Items from a dataset
★ ★ ★
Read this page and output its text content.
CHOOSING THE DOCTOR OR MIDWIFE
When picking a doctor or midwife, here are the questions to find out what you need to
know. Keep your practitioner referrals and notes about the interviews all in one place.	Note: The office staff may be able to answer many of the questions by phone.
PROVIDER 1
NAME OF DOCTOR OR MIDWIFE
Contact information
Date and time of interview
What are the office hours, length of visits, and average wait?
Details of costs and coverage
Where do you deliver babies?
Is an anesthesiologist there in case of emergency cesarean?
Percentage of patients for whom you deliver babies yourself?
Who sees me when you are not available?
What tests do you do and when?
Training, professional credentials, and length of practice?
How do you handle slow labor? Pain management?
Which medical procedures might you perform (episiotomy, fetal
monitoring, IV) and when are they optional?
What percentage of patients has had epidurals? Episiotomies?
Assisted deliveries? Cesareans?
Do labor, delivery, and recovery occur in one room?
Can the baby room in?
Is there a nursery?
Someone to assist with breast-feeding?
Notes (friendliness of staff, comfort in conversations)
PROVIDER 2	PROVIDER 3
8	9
★ ★ ★
:: ASSIGNMENT ::
Give all of the entries again, word for word.

:: PROBLEM SOLUTION ::
Read this page and output its text content.
CHOOSING THE DOCTOR OR MIDWIFE
When picking a doctor or midwife, here are the questions to find out what you need to
know. Keep your practitioner referrals and notes about the interviews all in one place.	Note: The office staff may be able to answer many of the questions by phone.
PROVIDER 1
NAME OF DOCTOR OR MIDWIFE
Contact information
Date and time of interview
What are the office hours, length of visits, and average wait?
Details of costs and coverage
Where do you deliver babies?
Is an anesthesiologist there in case of emergency cesarean?
Percentage of patients for whom you deliver babies yourself?
Who sees me when you are not available?
What tests do you do and when?
Training, professional credentials, and length of practice?
How do you handle slow labor? Pain management?
Which medical procedures might you perform (episiotomy, fetal
monitoring, IV) and when are they optional?
What percentage of patients has had epidurals? Episiotomies?
Assisted deliveries? Cesareans?
Do labor, delivery, and recovery occur in one room?
Can the baby room in?
Is there a nursery?
Someone to assist with breast-feeding?
Notes (friendliness of staff, comfort in conversations)
PROVIDER 2	PROVIDER 3
8	9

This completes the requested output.